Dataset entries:
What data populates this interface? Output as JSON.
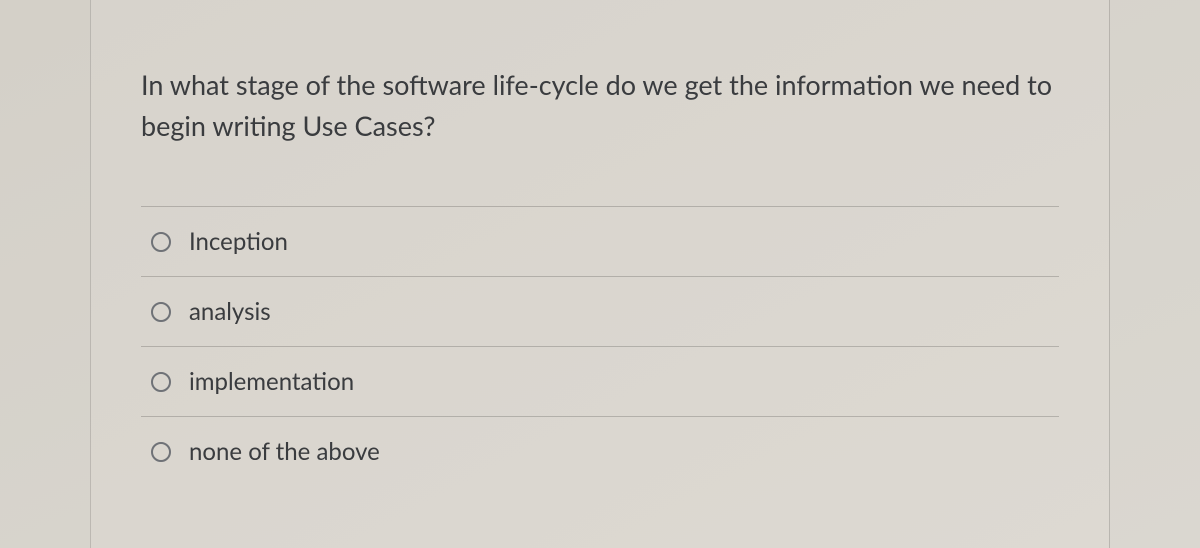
{
  "question": {
    "text": "In what stage of the software life-cycle do we get the information we need to begin writing Use Cases?"
  },
  "options": [
    {
      "label": "Inception"
    },
    {
      "label": "analysis"
    },
    {
      "label": "implementation"
    },
    {
      "label": "none of the above"
    }
  ]
}
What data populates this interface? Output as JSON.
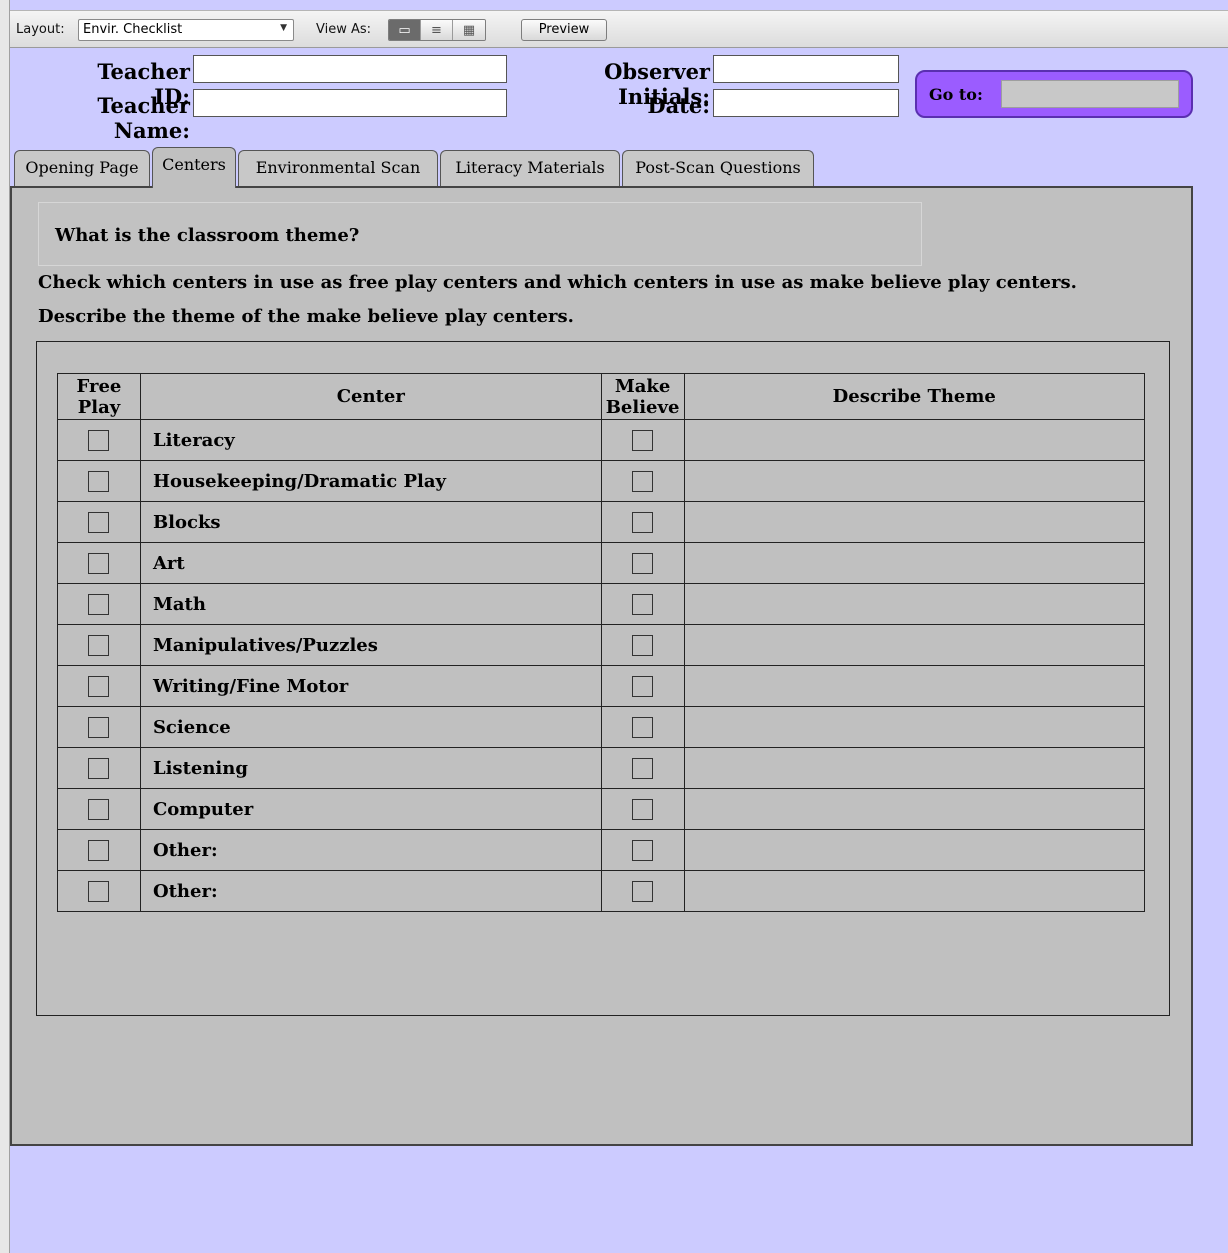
{
  "toolbar": {
    "layout_label": "Layout:",
    "layout_value": "Envir. Checklist",
    "view_as_label": "View As:",
    "view_icons": [
      "form-view-icon",
      "list-view-icon",
      "table-view-icon"
    ],
    "preview_label": "Preview"
  },
  "header": {
    "teacher_id_label": "Teacher ID:",
    "observer_initials_label": "Observer Initials:",
    "teacher_name_label": "Teacher Name:",
    "date_label": "Date:",
    "goto_label": "Go to:"
  },
  "tabs": [
    {
      "label": "Opening Page"
    },
    {
      "label": "Centers"
    },
    {
      "label": "Environmental Scan"
    },
    {
      "label": "Literacy Materials"
    },
    {
      "label": "Post-Scan Questions"
    }
  ],
  "active_tab": "Centers",
  "content": {
    "theme_question": "What is the classroom theme?",
    "instruction_1": "Check which centers in use as free play centers and which centers in use as make believe play centers.",
    "instruction_2": "Describe the theme of the make believe play centers.",
    "table": {
      "headers": {
        "free_play_1": "Free",
        "free_play_2": "Play",
        "center": "Center",
        "make_believe_1": "Make",
        "make_believe_2": "Believe",
        "describe_theme": "Describe Theme"
      },
      "rows": [
        "Literacy",
        "Housekeeping/Dramatic Play",
        "Blocks",
        "Art",
        "Math",
        "Manipulatives/Puzzles",
        "Writing/Fine Motor",
        "Science",
        "Listening",
        "Computer",
        "Other:",
        "Other:"
      ]
    }
  },
  "colors": {
    "background": "#cccbff",
    "panel": "#c0c0c0",
    "goto_accent": "#9b5cff"
  }
}
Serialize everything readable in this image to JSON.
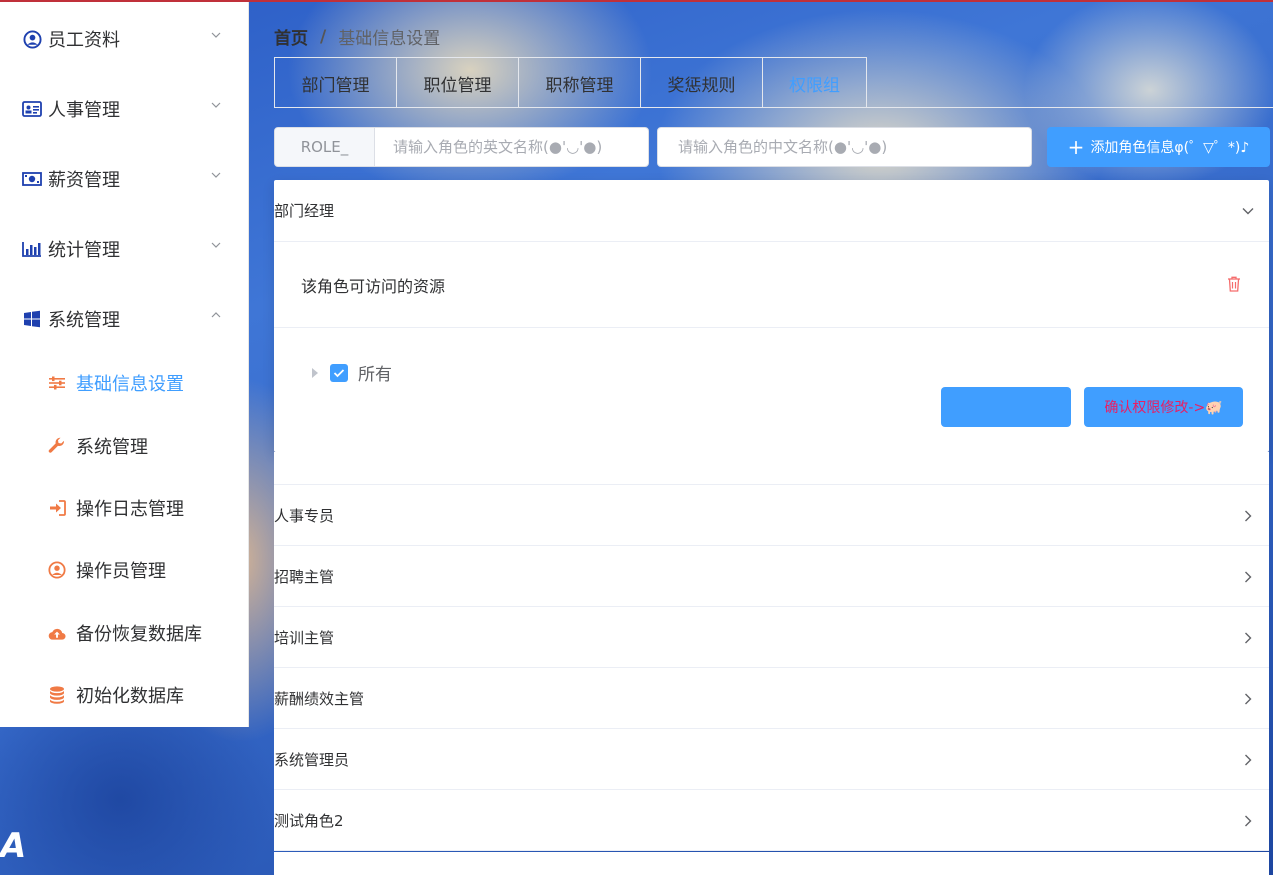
{
  "sidebar": {
    "menus": [
      {
        "label": "员工资料",
        "icon": "user-circle-icon"
      },
      {
        "label": "人事管理",
        "icon": "id-card-icon"
      },
      {
        "label": "薪资管理",
        "icon": "money-icon"
      },
      {
        "label": "统计管理",
        "icon": "bar-chart-icon"
      },
      {
        "label": "系统管理",
        "icon": "windows-icon"
      }
    ],
    "submenus": [
      {
        "label": "基础信息设置",
        "icon": "sliders-icon",
        "active": true
      },
      {
        "label": "系统管理",
        "icon": "wrench-icon"
      },
      {
        "label": "操作日志管理",
        "icon": "sign-in-icon"
      },
      {
        "label": "操作员管理",
        "icon": "user-circle-icon"
      },
      {
        "label": "备份恢复数据库",
        "icon": "cloud-upload-icon"
      },
      {
        "label": "初始化数据库",
        "icon": "database-icon"
      }
    ],
    "logo_text": "A"
  },
  "breadcrumb": {
    "home": "首页",
    "separator": "/",
    "current": "基础信息设置"
  },
  "tabs": [
    "部门管理",
    "职位管理",
    "职称管理",
    "奖惩规则",
    "权限组"
  ],
  "active_tab": "权限组",
  "role_form": {
    "prefix": "ROLE_",
    "en_placeholder": "请输入角色的英文名称(●'◡'●)",
    "cn_placeholder": "请输入角色的中文名称(●'◡'●)",
    "add_button": "添加角色信息φ(゜▽゜*)♪"
  },
  "expanded_role": {
    "name": "部门经理",
    "card_title": "该角色可访问的资源",
    "tree_root": "所有",
    "cancel_button": "",
    "confirm_button": "确认权限修改->🐖"
  },
  "roles": [
    "人事专员",
    "招聘主管",
    "培训主管",
    "薪酬绩效主管",
    "系统管理员",
    "测试角色2"
  ],
  "colors": {
    "primary": "#409eff",
    "danger": "#f56c6c",
    "menu_icon_blue": "#1e40af",
    "submenu_icon": "#f07a45",
    "confirm_text": "#e91e63"
  }
}
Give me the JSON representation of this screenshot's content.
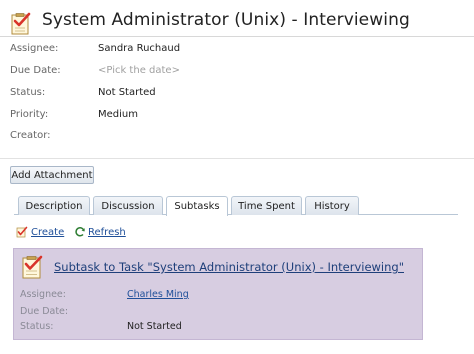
{
  "task": {
    "title": "System Administrator (Unix) - Interviewing",
    "fields": [
      {
        "label": "Assignee:",
        "value": "Sandra Ruchaud",
        "placeholder": false
      },
      {
        "label": "Due Date:",
        "value": "<Pick the date>",
        "placeholder": true
      },
      {
        "label": "Status:",
        "value": "Not Started",
        "placeholder": false
      },
      {
        "label": "Priority:",
        "value": "Medium",
        "placeholder": false
      },
      {
        "label": "Creator:",
        "value": "",
        "placeholder": false
      }
    ]
  },
  "actions": {
    "add_attachment_label": "Add Attachment"
  },
  "tabs": [
    {
      "label": "Description",
      "active": false
    },
    {
      "label": "Discussion",
      "active": false
    },
    {
      "label": "Subtasks",
      "active": true
    },
    {
      "label": "Time Spent",
      "active": false
    },
    {
      "label": "History",
      "active": false
    }
  ],
  "subtasks_toolbar": {
    "create_label": "Create",
    "refresh_label": "Refresh"
  },
  "subtask": {
    "title": "Subtask to Task \"System Administrator (Unix) - Interviewing\"",
    "fields": [
      {
        "label": "Assignee:",
        "value": "Charles Ming",
        "link": true
      },
      {
        "label": "Due Date:",
        "value": "",
        "link": false
      },
      {
        "label": "Status:",
        "value": "Not Started",
        "link": false
      }
    ]
  },
  "colors": {
    "subtask_panel_bg": "#d7cde1",
    "link": "#1f4f99",
    "checkmark": "#d9342b"
  },
  "icons": {
    "task": "task-checklist-icon",
    "create": "create-task-icon",
    "refresh": "refresh-icon"
  }
}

* _What you should do_
Without the pictures, restate each entry exactly.

* _Response to this exercise_
What data populates this interface? Output as JSON.
{
  "question": {
    "text": "In what stage of the software life-cycle do we get the information we need to begin writing Use Cases?"
  },
  "options": [
    {
      "label": "Inception"
    },
    {
      "label": "analysis"
    },
    {
      "label": "implementation"
    },
    {
      "label": "none of the above"
    }
  ]
}
What data populates this interface? Output as JSON.
{
  "toolbar": {
    "layout_label": "Layout:",
    "layout_value": "Envir. Checklist",
    "view_as_label": "View As:",
    "view_icons": [
      "form-view-icon",
      "list-view-icon",
      "table-view-icon"
    ],
    "preview_label": "Preview"
  },
  "header": {
    "teacher_id_label": "Teacher ID:",
    "observer_initials_label": "Observer Initials:",
    "teacher_name_label": "Teacher Name:",
    "date_label": "Date:",
    "goto_label": "Go to:"
  },
  "tabs": [
    {
      "label": "Opening Page"
    },
    {
      "label": "Centers"
    },
    {
      "label": "Environmental Scan"
    },
    {
      "label": "Literacy Materials"
    },
    {
      "label": "Post-Scan Questions"
    }
  ],
  "active_tab": "Centers",
  "content": {
    "theme_question": "What is the classroom theme?",
    "instruction_1": "Check which centers in use as free play centers and which centers in use as make believe play centers.",
    "instruction_2": "Describe the theme of the make believe play centers.",
    "table": {
      "headers": {
        "free_play_1": "Free",
        "free_play_2": "Play",
        "center": "Center",
        "make_believe_1": "Make",
        "make_believe_2": "Believe",
        "describe_theme": "Describe Theme"
      },
      "rows": [
        "Literacy",
        "Housekeeping/Dramatic Play",
        "Blocks",
        "Art",
        "Math",
        "Manipulatives/Puzzles",
        "Writing/Fine Motor",
        "Science",
        "Listening",
        "Computer",
        "Other:",
        "Other:"
      ]
    }
  },
  "colors": {
    "background": "#cccbff",
    "panel": "#c0c0c0",
    "goto_accent": "#9b5cff"
  }
}
Serialize everything readable in this image to JSON.
{
  "sidebar": {
    "menus": [
      {
        "label": "员工资料",
        "icon": "user-circle-icon"
      },
      {
        "label": "人事管理",
        "icon": "id-card-icon"
      },
      {
        "label": "薪资管理",
        "icon": "money-icon"
      },
      {
        "label": "统计管理",
        "icon": "bar-chart-icon"
      },
      {
        "label": "系统管理",
        "icon": "windows-icon"
      }
    ],
    "submenus": [
      {
        "label": "基础信息设置",
        "icon": "sliders-icon",
        "active": true
      },
      {
        "label": "系统管理",
        "icon": "wrench-icon"
      },
      {
        "label": "操作日志管理",
        "icon": "sign-in-icon"
      },
      {
        "label": "操作员管理",
        "icon": "user-circle-icon"
      },
      {
        "label": "备份恢复数据库",
        "icon": "cloud-upload-icon"
      },
      {
        "label": "初始化数据库",
        "icon": "database-icon"
      }
    ],
    "logo_text": "A"
  },
  "breadcrumb": {
    "home": "首页",
    "separator": "/",
    "current": "基础信息设置"
  },
  "tabs": [
    "部门管理",
    "职位管理",
    "职称管理",
    "奖惩规则",
    "权限组"
  ],
  "active_tab": "权限组",
  "role_form": {
    "prefix": "ROLE_",
    "en_placeholder": "请输入角色的英文名称(●'◡'●)",
    "cn_placeholder": "请输入角色的中文名称(●'◡'●)",
    "add_button": "添加角色信息φ(゜▽゜*)♪"
  },
  "expanded_role": {
    "name": "部门经理",
    "card_title": "该角色可访问的资源",
    "tree_root": "所有",
    "cancel_button": "",
    "confirm_button": "确认权限修改->🐖"
  },
  "roles": [
    "人事专员",
    "招聘主管",
    "培训主管",
    "薪酬绩效主管",
    "系统管理员",
    "测试角色2"
  ],
  "colors": {
    "primary": "#409eff",
    "danger": "#f56c6c",
    "menu_icon_blue": "#1e40af",
    "submenu_icon": "#f07a45",
    "confirm_text": "#e91e63"
  }
}
Give me the JSON representation of this screenshot's content.
{
  "task": {
    "title": "System Administrator (Unix) - Interviewing",
    "fields": [
      {
        "label": "Assignee:",
        "value": "Sandra Ruchaud",
        "placeholder": false
      },
      {
        "label": "Due Date:",
        "value": "<Pick the date>",
        "placeholder": true
      },
      {
        "label": "Status:",
        "value": "Not Started",
        "placeholder": false
      },
      {
        "label": "Priority:",
        "value": "Medium",
        "placeholder": false
      },
      {
        "label": "Creator:",
        "value": "",
        "placeholder": false
      }
    ]
  },
  "actions": {
    "add_attachment_label": "Add Attachment"
  },
  "tabs": [
    {
      "label": "Description",
      "active": false
    },
    {
      "label": "Discussion",
      "active": false
    },
    {
      "label": "Subtasks",
      "active": true
    },
    {
      "label": "Time Spent",
      "active": false
    },
    {
      "label": "History",
      "active": false
    }
  ],
  "subtasks_toolbar": {
    "create_label": "Create",
    "refresh_label": "Refresh"
  },
  "subtask": {
    "title": "Subtask to Task \"System Administrator (Unix) - Interviewing\"",
    "fields": [
      {
        "label": "Assignee:",
        "value": "Charles Ming",
        "link": true
      },
      {
        "label": "Due Date:",
        "value": "",
        "link": false
      },
      {
        "label": "Status:",
        "value": "Not Started",
        "link": false
      }
    ]
  },
  "colors": {
    "subtask_panel_bg": "#d7cde1",
    "link": "#1f4f99",
    "checkmark": "#d9342b"
  },
  "icons": {
    "task": "task-checklist-icon",
    "create": "create-task-icon",
    "refresh": "refresh-icon"
  }
}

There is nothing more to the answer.